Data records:
________
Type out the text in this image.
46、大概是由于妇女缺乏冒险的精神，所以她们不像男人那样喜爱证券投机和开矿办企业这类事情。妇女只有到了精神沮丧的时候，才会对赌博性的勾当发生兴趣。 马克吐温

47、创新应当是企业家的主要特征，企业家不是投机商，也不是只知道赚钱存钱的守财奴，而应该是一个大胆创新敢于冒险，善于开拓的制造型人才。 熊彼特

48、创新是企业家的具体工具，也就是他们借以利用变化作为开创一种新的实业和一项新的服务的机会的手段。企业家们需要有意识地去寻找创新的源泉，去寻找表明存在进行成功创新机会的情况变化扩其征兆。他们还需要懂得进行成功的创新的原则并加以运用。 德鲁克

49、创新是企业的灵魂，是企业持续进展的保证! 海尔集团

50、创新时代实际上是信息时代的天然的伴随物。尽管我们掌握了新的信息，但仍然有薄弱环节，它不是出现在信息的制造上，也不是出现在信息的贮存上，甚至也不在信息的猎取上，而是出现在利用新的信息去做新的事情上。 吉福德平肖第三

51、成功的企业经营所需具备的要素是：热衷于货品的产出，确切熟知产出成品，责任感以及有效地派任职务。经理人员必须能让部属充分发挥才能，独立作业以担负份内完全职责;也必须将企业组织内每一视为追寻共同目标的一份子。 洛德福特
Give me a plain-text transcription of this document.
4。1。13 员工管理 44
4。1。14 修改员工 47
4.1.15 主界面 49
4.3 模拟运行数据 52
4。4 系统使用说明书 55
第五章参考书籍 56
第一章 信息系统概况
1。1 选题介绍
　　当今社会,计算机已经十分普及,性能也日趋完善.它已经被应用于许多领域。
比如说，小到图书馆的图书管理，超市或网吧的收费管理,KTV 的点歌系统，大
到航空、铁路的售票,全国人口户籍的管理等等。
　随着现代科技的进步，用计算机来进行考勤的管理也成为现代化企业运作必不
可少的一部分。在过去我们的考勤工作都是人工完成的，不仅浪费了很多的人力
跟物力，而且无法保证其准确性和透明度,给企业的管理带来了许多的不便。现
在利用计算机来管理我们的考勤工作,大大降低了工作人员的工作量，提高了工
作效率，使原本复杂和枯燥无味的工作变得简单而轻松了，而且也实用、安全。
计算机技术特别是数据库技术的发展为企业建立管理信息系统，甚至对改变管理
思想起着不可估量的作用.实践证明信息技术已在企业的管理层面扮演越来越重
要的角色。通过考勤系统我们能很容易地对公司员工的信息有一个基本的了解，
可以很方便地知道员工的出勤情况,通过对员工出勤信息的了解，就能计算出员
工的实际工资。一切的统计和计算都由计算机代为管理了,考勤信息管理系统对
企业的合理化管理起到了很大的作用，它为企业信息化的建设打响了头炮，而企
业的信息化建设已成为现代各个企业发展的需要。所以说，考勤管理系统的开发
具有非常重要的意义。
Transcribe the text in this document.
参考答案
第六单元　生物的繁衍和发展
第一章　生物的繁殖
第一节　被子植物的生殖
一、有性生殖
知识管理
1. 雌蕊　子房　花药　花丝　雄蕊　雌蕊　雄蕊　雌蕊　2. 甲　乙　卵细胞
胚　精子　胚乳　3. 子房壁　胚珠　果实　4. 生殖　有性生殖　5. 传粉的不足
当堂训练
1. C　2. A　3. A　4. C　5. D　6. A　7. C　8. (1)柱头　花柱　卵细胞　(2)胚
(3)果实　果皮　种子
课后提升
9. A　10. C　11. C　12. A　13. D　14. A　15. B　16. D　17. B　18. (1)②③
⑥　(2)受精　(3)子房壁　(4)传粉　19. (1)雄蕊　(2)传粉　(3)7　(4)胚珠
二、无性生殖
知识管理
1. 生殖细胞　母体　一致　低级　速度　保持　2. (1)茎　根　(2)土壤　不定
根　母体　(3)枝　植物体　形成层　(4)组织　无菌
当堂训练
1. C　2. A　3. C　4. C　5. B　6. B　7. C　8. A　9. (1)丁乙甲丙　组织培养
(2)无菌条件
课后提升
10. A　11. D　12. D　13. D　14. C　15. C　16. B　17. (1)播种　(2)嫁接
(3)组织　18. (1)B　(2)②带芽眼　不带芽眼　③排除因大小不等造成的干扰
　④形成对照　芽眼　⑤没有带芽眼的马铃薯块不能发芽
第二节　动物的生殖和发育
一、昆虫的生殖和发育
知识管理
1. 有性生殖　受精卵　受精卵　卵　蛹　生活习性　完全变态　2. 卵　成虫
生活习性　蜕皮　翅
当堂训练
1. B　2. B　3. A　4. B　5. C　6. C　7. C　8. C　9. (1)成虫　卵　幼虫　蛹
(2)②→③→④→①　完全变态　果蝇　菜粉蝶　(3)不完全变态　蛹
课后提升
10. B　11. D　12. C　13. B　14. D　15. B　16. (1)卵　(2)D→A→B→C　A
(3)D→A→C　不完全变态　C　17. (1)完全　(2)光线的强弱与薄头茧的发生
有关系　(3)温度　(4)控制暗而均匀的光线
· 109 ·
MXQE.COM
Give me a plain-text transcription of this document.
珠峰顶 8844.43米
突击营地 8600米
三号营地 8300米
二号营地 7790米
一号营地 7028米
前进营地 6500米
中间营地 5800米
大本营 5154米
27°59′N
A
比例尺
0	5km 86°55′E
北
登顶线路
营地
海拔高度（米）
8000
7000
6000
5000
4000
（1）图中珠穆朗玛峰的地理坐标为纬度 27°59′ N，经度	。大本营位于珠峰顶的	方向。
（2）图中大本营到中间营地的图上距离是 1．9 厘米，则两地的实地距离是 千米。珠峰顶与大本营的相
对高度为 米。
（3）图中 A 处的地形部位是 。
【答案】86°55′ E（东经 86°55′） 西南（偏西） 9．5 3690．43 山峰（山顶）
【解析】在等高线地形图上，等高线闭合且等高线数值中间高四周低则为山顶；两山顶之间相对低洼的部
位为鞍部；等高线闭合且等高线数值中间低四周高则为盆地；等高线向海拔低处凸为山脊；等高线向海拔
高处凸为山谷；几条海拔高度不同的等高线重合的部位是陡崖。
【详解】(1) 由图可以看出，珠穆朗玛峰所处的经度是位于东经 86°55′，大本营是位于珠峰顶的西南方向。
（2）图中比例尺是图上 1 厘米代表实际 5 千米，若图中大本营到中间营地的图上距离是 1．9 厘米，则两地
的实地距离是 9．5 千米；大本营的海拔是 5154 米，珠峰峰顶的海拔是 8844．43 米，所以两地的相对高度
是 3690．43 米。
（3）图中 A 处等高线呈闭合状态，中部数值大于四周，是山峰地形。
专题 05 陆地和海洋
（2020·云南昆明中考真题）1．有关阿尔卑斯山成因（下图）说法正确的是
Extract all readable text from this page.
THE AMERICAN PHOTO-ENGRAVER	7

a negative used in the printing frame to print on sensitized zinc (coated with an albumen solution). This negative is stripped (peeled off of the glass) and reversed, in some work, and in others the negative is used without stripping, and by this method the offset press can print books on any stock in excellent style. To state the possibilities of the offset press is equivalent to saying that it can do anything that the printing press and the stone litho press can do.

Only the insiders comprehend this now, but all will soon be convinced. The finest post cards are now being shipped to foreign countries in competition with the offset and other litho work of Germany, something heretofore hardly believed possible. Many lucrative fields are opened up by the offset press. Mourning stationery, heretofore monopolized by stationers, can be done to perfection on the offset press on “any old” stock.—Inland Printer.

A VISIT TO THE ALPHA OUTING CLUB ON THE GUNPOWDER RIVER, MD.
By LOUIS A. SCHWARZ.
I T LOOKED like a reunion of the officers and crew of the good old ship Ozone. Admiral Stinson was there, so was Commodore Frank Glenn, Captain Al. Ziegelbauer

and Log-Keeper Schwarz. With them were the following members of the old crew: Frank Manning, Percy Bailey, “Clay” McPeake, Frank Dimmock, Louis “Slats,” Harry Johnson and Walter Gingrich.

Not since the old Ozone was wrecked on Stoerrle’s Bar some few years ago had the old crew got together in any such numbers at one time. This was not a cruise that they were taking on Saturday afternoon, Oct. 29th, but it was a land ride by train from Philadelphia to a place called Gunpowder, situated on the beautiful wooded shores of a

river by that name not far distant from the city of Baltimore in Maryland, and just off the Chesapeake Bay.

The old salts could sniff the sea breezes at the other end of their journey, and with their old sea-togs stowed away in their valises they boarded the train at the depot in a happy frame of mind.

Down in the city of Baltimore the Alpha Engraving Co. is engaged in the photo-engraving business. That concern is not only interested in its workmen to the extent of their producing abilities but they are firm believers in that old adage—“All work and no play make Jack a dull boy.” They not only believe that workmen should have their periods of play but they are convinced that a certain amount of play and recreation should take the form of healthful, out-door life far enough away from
________
**DIRECTIONS FOR THIS TASK**
Copy each line of the data above that holds "生活习性".

**COMPLETED TASK**
1. 有性生殖　受精卵　受精卵　卵　蛹　生活习性　完全变态　2. 卵　成虫
生活习性　蜕皮　翅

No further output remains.